## START
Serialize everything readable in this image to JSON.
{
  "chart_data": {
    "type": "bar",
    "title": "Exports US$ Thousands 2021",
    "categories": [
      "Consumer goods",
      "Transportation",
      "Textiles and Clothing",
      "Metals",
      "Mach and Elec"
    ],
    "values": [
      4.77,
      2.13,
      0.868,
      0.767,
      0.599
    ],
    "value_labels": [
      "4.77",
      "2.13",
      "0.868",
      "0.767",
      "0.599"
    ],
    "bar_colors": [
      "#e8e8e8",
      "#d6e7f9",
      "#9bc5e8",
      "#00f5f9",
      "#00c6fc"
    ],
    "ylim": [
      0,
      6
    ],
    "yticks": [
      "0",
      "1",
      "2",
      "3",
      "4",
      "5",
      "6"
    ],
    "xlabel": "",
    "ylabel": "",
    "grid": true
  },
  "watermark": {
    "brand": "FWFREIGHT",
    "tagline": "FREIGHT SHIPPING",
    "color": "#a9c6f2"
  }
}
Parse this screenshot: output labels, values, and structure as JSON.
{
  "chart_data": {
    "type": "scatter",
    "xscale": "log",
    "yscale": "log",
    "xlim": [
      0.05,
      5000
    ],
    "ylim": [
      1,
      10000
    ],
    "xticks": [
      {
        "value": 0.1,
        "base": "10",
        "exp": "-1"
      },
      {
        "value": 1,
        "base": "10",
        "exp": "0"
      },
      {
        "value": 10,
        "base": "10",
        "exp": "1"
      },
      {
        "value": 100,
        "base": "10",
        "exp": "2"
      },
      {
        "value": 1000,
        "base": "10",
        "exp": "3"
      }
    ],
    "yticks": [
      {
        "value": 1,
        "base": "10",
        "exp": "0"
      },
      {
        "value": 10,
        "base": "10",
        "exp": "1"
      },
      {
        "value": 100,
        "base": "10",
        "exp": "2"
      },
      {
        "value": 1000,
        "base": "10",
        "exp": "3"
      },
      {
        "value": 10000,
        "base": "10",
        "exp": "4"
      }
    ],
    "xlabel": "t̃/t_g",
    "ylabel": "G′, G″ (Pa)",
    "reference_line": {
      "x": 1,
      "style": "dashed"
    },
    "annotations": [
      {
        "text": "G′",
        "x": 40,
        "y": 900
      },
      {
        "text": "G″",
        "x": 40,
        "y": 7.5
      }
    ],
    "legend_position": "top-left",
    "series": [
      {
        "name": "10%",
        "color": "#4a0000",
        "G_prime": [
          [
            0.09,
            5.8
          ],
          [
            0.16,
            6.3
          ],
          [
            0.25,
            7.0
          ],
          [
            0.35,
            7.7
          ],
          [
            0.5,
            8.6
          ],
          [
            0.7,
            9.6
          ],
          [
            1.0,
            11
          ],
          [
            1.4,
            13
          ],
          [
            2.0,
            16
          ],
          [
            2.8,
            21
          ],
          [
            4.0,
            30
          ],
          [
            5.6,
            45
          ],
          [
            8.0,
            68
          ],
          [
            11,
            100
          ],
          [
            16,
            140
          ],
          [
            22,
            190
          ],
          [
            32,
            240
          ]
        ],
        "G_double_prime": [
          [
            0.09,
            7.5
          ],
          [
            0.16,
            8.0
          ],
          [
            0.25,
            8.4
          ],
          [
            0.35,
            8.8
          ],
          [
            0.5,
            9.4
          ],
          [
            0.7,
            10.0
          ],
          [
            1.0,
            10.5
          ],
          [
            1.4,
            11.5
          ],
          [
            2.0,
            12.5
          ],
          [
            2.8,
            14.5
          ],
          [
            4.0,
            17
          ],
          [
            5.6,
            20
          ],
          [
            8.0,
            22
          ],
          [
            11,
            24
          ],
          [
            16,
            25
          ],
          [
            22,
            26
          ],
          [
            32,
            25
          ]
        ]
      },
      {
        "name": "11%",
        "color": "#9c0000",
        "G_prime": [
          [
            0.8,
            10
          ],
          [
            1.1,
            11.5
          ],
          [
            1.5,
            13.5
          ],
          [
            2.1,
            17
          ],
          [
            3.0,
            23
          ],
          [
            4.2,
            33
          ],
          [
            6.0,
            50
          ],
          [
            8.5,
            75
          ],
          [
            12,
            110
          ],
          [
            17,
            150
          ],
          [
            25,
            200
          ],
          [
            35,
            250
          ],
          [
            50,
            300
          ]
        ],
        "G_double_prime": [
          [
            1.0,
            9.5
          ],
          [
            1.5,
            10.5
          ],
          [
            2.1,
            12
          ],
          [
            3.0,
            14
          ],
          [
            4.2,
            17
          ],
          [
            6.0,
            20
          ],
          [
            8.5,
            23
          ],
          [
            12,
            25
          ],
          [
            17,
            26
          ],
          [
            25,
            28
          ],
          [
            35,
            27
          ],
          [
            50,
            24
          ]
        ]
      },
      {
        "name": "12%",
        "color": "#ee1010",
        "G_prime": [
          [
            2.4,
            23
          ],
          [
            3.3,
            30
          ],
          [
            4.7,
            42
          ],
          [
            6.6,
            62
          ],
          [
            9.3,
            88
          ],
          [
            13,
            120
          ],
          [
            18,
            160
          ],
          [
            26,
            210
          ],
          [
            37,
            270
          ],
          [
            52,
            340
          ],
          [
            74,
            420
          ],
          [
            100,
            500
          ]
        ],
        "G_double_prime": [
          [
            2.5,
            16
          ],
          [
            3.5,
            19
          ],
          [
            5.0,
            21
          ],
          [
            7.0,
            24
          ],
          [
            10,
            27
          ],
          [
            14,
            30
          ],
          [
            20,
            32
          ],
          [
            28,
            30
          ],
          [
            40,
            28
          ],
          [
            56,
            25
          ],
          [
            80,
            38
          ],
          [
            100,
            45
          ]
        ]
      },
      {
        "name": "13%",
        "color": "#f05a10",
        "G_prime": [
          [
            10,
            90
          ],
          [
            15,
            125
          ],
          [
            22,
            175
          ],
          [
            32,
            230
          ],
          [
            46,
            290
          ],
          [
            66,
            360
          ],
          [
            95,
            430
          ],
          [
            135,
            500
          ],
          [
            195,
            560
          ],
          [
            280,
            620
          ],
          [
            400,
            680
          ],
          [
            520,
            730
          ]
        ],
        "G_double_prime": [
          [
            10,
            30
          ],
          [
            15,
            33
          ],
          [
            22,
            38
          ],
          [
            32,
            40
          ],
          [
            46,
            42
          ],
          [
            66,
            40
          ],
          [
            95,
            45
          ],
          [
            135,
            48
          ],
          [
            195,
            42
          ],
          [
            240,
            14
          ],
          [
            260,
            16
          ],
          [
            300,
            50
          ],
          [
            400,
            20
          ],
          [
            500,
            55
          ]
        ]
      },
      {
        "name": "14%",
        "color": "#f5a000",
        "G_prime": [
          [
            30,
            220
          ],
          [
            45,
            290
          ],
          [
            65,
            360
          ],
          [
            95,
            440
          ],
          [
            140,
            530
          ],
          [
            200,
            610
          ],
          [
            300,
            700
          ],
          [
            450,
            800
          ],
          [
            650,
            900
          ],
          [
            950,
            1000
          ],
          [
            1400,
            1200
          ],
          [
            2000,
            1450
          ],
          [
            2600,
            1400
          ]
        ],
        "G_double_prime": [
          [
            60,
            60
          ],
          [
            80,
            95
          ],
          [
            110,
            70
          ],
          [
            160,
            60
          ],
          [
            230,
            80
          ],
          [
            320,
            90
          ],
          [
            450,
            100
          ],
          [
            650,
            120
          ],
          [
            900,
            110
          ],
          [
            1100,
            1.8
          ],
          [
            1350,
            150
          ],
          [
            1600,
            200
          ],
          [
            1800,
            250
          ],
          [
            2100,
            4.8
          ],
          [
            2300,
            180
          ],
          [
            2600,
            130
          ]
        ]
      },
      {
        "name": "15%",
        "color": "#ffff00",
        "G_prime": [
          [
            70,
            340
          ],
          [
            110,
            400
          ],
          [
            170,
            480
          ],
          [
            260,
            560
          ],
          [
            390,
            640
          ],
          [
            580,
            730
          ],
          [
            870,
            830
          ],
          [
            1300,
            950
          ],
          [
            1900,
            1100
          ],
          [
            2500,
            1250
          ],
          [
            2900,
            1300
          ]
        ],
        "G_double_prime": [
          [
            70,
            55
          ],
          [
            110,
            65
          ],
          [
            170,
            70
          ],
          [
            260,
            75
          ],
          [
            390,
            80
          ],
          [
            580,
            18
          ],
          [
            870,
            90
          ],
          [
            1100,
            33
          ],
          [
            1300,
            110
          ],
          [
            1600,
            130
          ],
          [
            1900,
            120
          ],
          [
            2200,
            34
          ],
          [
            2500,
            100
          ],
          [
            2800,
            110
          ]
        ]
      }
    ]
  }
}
## END
Read through the entries and copy every line that includes "name".

→ Complete answer
        "name": "10%",
        "name": "11%",
        "name": "12%",
        "name": "13%",
        "name": "14%",
        "name": "15%",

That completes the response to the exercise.